(Saved entries)
────────────────

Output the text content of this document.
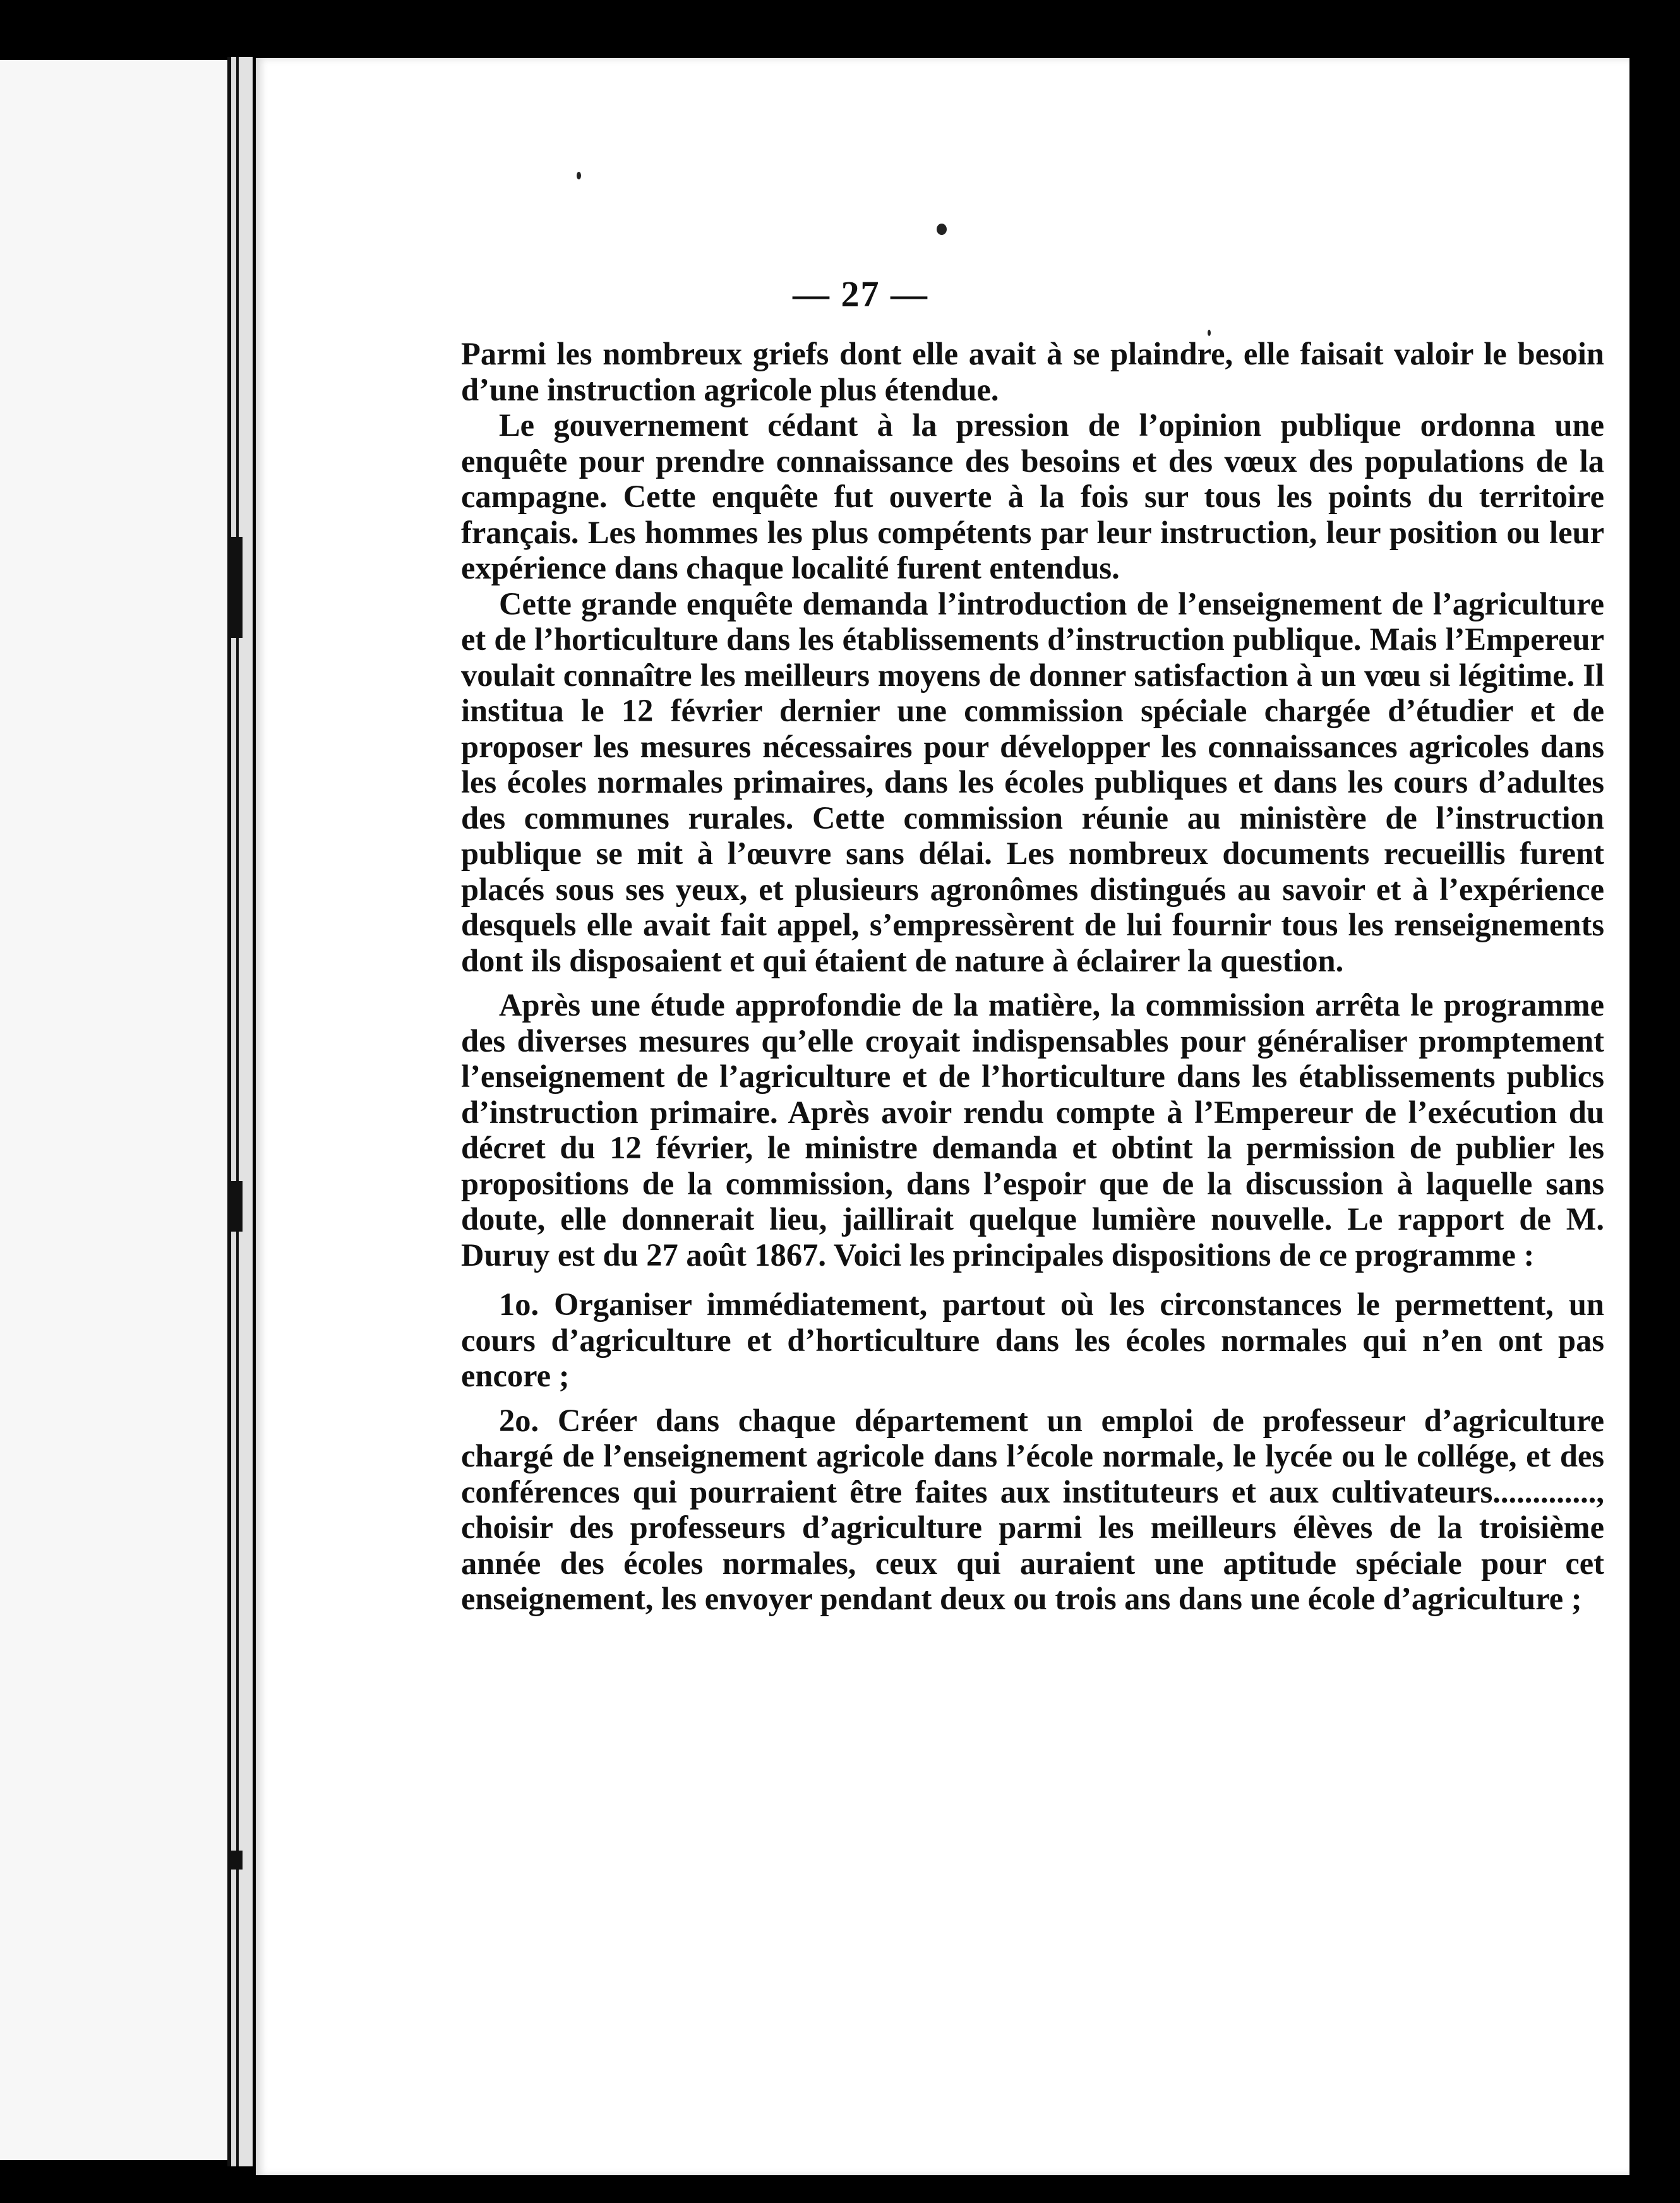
— 27 —

Parmi les nombreux griefs dont elle avait à se plaindre, elle faisait valoir le besoin d’une instruction agricole plus étendue.

Le gouvernement cédant à la pression de l’opinion publique ordonna une enquête pour prendre connaissance des besoins et des vœux des populations de la campagne. Cette enquête fut ouverte à la fois sur tous les points du territoire français. Les hommes les plus compétents par leur instruction, leur position ou leur expérience dans chaque localité furent entendus.

Cette grande enquête demanda l’introduction de l’enseignement de l’agriculture et de l’horticulture dans les établissements d’instruction publique. Mais l’Empereur voulait connaître les meilleurs moyens de donner satisfaction à un vœu si légitime. Il institua le 12 février dernier une commission spéciale chargée d’étudier et de proposer les mesures nécessaires pour développer les connaissances agricoles dans les écoles normales primaires, dans les écoles publiques et dans les cours d’adultes des communes rurales. Cette commission réunie au ministère de l’instruction publique se mit à l’œuvre sans délai. Les nombreux documents recueillis furent placés sous ses yeux, et plusieurs agronômes distingués au savoir et à l’expérience desquels elle avait fait appel, s’empressèrent de lui fournir tous les renseignements dont ils disposaient et qui étaient de nature à éclairer la question.

Après une étude approfondie de la matière, la commission arrêta le programme des diverses mesures qu’elle croyait indispensables pour généraliser promptement l’enseignement de l’agriculture et de l’horticulture dans les établissements publics d’instruction primaire. Après avoir rendu compte à l’Empereur de l’exécution du décret du 12 février, le ministre demanda et obtint la permission de publier les propositions de la commission, dans l’espoir que de la discussion à laquelle sans doute, elle donnerait lieu, jaillirait quelque lumière nouvelle. Le rapport de M. Duruy est du 27 août 1867. Voici les principales dispositions de ce programme :

1o. Organiser immédiatement, partout où les circonstances le permettent, un cours d’agriculture et d’horticulture dans les écoles normales qui n’en ont pas encore ;

2o. Créer dans chaque département un emploi de professeur d’agriculture chargé de l’enseignement agricole dans l’école normale, le lycée ou le collége, et des conférences qui pourraient être faites aux instituteurs et aux cultivateurs............., choisir des professeurs d’agriculture parmi les meilleurs élèves de la troisième année des écoles normales, ceux qui auraient une aptitude spéciale pour cet enseignement, les envoyer pendant deux ou trois ans dans une école d’agriculture ;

────────────────

Pictures stay out of the copy; please restate every record above exactly.

### IN RESPONSE
Output the text content of this document.
— 27 —

Parmi les nombreux griefs dont elle avait à se plaindre, elle faisait valoir le besoin d’une instruction agricole plus étendue.

Le gouvernement cédant à la pression de l’opinion publique ordonna une enquête pour prendre connaissance des besoins et des vœux des populations de la campagne. Cette enquête fut ouverte à la fois sur tous les points du territoire français. Les hommes les plus compétents par leur instruction, leur position ou leur expérience dans chaque localité furent entendus.

Cette grande enquête demanda l’introduction de l’enseignement de l’agriculture et de l’horticulture dans les établissements d’instruction publique. Mais l’Empereur voulait connaître les meilleurs moyens de donner satisfaction à un vœu si légitime. Il institua le 12 février dernier une commission spéciale chargée d’étudier et de proposer les mesures nécessaires pour développer les connaissances agricoles dans les écoles normales primaires, dans les écoles publiques et dans les cours d’adultes des communes rurales. Cette commission réunie au ministère de l’instruction publique se mit à l’œuvre sans délai. Les nombreux documents recueillis furent placés sous ses yeux, et plusieurs agronômes distingués au savoir et à l’expérience desquels elle avait fait appel, s’empressèrent de lui fournir tous les renseignements dont ils disposaient et qui étaient de nature à éclairer la question.

Après une étude approfondie de la matière, la commission arrêta le programme des diverses mesures qu’elle croyait indispensables pour généraliser promptement l’enseignement de l’agriculture et de l’horticulture dans les établissements publics d’instruction primaire. Après avoir rendu compte à l’Empereur de l’exécution du décret du 12 février, le ministre demanda et obtint la permission de publier les propositions de la commission, dans l’espoir que de la discussion à laquelle sans doute, elle donnerait lieu, jaillirait quelque lumière nouvelle. Le rapport de M. Duruy est du 27 août 1867. Voici les principales dispositions de ce programme :

1o. Organiser immédiatement, partout où les circonstances le permettent, un cours d’agriculture et d’horticulture dans les écoles normales qui n’en ont pas encore ;

2o. Créer dans chaque département un emploi de professeur d’agriculture chargé de l’enseignement agricole dans l’école normale, le lycée ou le collége, et des conférences qui pourraient être faites aux instituteurs et aux cultivateurs............., choisir des professeurs d’agriculture parmi les meilleurs élèves de la troisième année des écoles normales, ceux qui auraient une aptitude spéciale pour cet enseignement, les envoyer pendant deux ou trois ans dans une école d’agriculture ;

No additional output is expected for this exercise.